From the entries below, gather each line containing the word "name".

★ ★ ★ ★ ★

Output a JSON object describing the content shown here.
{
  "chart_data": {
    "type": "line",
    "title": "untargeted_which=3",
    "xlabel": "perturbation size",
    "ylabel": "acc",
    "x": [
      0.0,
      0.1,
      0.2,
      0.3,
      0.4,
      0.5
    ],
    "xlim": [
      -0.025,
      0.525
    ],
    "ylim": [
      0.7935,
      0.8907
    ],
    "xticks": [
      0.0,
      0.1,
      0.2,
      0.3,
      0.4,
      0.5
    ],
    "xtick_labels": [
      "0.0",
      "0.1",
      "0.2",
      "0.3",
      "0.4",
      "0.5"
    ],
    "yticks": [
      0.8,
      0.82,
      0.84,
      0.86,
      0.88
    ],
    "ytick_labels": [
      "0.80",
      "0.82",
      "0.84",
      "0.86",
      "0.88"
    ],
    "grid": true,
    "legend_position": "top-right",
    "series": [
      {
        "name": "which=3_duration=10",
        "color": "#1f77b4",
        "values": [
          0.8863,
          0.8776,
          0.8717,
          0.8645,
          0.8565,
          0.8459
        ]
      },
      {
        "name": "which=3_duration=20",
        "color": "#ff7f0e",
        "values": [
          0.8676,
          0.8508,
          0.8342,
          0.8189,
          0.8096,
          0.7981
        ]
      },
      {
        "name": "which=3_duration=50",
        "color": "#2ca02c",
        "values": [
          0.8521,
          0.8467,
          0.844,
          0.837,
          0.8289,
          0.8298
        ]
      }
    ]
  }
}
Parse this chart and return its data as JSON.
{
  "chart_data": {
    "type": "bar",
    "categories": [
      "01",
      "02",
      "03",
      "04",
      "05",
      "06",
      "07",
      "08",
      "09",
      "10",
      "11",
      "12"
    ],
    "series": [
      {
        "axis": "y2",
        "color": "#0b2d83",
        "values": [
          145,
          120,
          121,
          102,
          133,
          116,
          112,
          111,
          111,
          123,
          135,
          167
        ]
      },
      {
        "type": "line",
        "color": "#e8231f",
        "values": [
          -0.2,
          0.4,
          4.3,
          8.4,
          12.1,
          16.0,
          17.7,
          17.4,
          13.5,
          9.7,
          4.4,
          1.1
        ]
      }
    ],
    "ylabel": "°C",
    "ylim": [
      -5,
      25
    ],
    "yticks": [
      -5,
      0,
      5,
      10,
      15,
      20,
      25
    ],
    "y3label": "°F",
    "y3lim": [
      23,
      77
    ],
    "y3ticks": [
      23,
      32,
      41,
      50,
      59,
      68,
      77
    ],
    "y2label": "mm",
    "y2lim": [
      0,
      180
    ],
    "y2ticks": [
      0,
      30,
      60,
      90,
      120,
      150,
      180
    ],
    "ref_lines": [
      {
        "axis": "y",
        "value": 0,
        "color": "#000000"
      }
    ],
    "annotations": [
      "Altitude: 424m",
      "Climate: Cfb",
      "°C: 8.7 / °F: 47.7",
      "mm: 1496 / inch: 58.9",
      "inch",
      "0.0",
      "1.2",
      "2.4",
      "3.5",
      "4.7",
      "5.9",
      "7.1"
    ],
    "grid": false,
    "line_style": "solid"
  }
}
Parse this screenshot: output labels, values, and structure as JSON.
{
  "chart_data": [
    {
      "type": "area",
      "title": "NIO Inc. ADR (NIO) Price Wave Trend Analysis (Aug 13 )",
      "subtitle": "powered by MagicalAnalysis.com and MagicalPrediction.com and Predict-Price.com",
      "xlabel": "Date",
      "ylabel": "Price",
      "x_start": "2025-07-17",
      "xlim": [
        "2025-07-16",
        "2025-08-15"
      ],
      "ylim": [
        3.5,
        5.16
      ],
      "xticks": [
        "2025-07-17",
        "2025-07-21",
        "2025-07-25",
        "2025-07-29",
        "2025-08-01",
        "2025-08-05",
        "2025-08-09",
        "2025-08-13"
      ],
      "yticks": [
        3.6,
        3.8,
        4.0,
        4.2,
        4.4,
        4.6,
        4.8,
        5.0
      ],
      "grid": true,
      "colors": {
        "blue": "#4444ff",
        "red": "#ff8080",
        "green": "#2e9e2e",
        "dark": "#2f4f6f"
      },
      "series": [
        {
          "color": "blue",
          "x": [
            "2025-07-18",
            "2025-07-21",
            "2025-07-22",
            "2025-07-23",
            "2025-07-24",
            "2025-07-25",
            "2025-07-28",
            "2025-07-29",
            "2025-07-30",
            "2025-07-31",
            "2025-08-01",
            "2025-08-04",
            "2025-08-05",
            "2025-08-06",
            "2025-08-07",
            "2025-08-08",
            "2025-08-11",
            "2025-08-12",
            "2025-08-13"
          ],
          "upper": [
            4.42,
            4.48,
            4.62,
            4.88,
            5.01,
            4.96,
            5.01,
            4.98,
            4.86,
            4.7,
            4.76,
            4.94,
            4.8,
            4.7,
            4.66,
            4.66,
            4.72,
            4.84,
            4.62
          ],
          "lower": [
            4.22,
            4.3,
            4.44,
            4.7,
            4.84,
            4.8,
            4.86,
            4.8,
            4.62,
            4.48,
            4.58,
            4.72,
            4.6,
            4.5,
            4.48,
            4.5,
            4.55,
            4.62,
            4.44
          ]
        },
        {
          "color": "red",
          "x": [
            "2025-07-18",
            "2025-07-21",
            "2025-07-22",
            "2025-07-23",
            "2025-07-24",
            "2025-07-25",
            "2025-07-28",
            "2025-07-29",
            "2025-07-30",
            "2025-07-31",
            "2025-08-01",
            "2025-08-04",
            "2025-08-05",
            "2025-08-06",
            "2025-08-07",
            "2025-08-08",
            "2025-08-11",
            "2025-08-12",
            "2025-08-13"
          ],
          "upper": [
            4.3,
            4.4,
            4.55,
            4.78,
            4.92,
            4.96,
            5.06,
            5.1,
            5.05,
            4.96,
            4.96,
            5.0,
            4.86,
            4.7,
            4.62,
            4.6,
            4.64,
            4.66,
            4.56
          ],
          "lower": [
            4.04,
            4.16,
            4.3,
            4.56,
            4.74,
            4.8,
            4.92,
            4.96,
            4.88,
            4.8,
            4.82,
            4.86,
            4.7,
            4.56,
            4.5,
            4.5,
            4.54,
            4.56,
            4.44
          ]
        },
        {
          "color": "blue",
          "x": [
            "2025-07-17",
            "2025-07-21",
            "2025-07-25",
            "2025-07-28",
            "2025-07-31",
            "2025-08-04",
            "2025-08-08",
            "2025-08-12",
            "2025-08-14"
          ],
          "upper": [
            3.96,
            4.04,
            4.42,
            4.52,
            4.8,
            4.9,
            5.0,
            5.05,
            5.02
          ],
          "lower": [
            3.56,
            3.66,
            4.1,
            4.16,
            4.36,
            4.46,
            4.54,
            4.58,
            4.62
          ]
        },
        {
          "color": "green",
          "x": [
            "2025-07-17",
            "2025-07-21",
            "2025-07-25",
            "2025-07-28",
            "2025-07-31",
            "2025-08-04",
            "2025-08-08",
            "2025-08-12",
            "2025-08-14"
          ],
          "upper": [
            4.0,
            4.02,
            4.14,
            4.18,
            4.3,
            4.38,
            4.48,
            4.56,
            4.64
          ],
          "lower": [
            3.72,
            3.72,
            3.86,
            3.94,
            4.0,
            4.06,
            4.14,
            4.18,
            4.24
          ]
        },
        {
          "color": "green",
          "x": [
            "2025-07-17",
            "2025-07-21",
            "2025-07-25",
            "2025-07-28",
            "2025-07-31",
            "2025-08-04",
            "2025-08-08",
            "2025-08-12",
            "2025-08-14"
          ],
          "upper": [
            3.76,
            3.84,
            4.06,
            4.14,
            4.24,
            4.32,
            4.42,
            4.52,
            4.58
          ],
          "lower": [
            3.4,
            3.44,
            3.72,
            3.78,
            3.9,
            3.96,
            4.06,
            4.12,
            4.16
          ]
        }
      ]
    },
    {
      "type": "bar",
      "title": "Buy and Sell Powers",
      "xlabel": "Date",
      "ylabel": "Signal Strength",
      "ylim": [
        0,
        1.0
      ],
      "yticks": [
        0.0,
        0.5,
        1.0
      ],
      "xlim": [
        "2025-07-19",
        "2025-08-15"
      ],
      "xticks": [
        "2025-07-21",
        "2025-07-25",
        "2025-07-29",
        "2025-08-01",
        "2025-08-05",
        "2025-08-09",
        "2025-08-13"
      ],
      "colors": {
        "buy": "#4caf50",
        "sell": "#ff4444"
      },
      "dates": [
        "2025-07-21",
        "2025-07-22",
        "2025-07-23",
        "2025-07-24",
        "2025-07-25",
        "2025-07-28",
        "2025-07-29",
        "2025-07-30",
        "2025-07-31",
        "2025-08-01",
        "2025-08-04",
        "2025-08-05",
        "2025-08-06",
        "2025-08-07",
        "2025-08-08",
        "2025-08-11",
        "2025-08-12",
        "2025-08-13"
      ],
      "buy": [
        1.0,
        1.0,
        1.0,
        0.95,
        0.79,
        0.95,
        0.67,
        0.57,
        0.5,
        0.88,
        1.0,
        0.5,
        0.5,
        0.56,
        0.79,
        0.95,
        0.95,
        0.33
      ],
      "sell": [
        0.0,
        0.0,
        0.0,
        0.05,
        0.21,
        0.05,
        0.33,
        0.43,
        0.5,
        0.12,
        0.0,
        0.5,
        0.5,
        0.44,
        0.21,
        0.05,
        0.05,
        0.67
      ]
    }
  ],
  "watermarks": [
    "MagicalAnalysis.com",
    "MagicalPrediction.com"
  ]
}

★ ★ ★ ★ ★

Complete response:
        "name": "which=3_duration=10",
        "name": "which=3_duration=20",
        "name": "which=3_duration=50",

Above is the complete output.